Exercise task A: In the Zimmerman check article, how was the cashier's check sent?
Exercise task B: Duplicate the Zimmerman check article from "The group wanted" up to and including "about his safety.".

Quoted text:
···

The $12,150.37 check that the Ohio firearms group has written out to Zimmerman is the result of a fundraising effort that was launched because the group believes Zimmerman’s gun rights are being violated by the U.S. Department of Justice. The department has taken all the evidence from the trial, including the gun that killed Martin, as part of a civil rights investigation.

The group wanted it to be used for guns or a security system for Zimmerman.

Zimmerman was acquitted earlier this month of second-degree murder and manslaughter charges in the 2012 shooting of Martin in a gated community in Sanford, Fla., near Orlando. Zimmerman, 29, told police he shot Martin, 17, only after the black teenager physically attacked him; Martin’s family and supporters say Zimmerman, who identifies himself as Hispanic, racially profiled Martin as a potential criminal and wrongly followed him.

The verdict sparked protests and calls for federal officials to charge Zimmerman with violating Martin’s civil rights. Zimmerman’s brother and one of his attorneys have said he receives threats and is concerned about his safety.

The check sent to Zimmerman from the Buckeye Firearms Foundation is meant to be spent on guns, ammunition, protective gear or a security system, said Ken Hanson, the group’s legal chairman.

“The Department of Justice refused to return him his gun, and he’s in need of protection,” Hanson said. “The money is intended to be used for anything he needs to defend himself or his family. He has complete discretion on how to use the money.”

The cashier’s check was sent through certified mail and is scheduled to be delivered Friday.

···

Record list:
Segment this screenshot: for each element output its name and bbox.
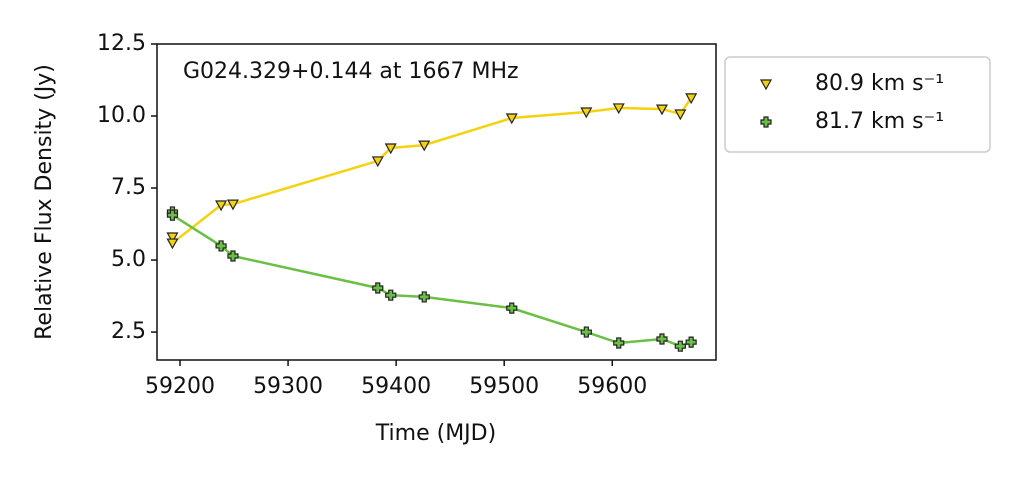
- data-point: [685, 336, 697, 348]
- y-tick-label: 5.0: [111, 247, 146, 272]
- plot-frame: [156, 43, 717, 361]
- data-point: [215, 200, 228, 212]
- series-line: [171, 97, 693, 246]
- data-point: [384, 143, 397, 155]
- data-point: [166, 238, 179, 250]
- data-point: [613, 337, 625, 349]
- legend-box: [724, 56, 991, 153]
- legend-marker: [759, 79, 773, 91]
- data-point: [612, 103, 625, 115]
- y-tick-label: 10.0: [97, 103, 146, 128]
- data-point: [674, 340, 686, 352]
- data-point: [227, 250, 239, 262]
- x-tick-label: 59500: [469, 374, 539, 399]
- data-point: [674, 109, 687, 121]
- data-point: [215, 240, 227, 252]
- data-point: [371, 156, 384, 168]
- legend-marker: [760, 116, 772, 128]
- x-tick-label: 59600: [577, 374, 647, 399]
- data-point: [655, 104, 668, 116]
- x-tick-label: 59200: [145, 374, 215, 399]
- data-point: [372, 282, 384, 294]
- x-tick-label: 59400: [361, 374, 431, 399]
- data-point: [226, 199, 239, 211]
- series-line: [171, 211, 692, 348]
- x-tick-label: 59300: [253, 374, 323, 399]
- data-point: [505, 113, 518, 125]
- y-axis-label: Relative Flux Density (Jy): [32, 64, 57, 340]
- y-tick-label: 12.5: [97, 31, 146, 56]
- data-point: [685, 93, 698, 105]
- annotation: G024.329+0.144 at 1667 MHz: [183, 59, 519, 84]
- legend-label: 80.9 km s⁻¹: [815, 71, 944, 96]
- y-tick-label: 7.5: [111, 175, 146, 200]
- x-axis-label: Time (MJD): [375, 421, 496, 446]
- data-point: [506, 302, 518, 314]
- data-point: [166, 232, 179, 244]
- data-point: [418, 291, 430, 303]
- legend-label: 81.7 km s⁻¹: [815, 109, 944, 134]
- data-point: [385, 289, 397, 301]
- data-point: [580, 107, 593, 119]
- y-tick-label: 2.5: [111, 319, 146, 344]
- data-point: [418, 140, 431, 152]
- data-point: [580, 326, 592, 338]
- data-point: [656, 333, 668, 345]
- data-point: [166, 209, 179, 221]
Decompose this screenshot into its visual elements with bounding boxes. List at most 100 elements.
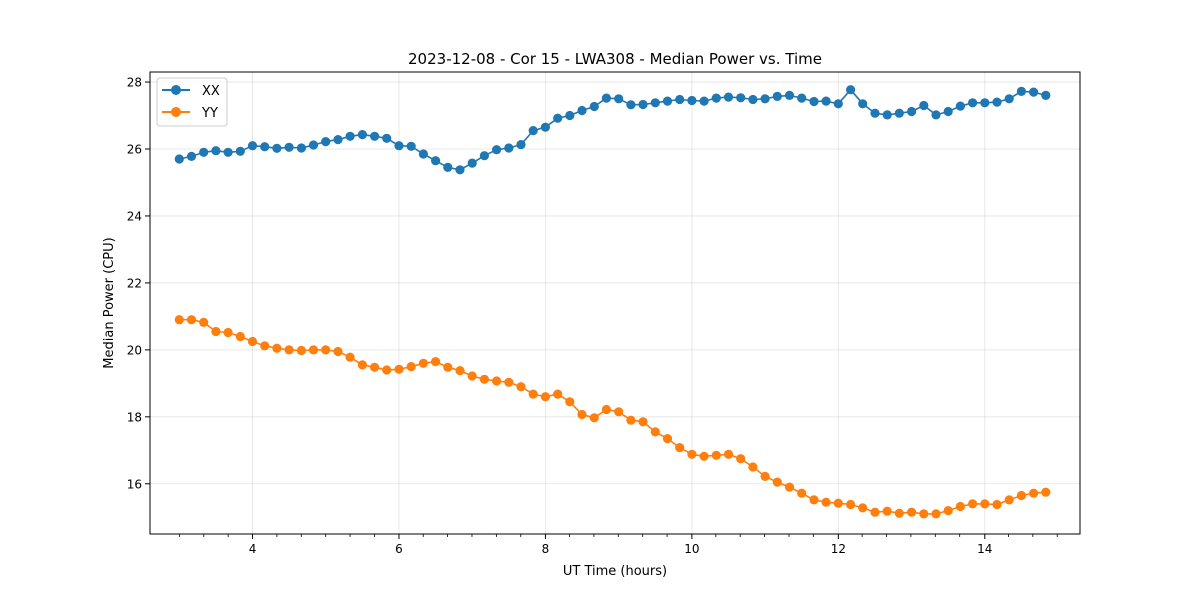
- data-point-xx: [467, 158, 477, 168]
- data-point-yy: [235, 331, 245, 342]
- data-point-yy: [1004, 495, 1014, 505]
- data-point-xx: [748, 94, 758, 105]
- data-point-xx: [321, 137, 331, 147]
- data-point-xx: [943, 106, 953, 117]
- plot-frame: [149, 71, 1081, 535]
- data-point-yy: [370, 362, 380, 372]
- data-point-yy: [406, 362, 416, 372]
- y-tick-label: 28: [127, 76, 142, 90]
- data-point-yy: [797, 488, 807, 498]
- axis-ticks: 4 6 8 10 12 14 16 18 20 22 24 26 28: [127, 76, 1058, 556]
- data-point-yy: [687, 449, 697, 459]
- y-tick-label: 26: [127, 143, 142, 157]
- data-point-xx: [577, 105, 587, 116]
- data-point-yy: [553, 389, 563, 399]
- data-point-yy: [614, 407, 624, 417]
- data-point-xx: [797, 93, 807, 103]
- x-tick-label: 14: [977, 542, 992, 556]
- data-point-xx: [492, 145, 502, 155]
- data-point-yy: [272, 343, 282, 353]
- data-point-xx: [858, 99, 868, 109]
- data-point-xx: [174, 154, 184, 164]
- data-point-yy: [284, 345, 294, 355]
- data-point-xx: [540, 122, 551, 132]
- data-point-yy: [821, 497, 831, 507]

···

Task solution A: Through certified mail.

Task solution B:
The group wanted it to be used for guns or a security system for Zimmerman.

Zimmerman was acquitted earlier this month of second-degree murder and manslaughter charges in the 2012 shooting of Martin in a gated community in Sanford, Fla., near Orlando. Zimmerman, 29, told police he shot Martin, 17, only after the black teenager physically attacked him; Martin’s family and supporters say Zimmerman, who identifies himself as Hispanic, racially profiled Martin as a potential criminal and wrongly followed him.

The verdict sparked protests and calls for federal officials to charge Zimmerman with violating Martin’s civil rights. Zimmerman’s brother and one of his attorneys have said he receives threats and is concerned about his safety.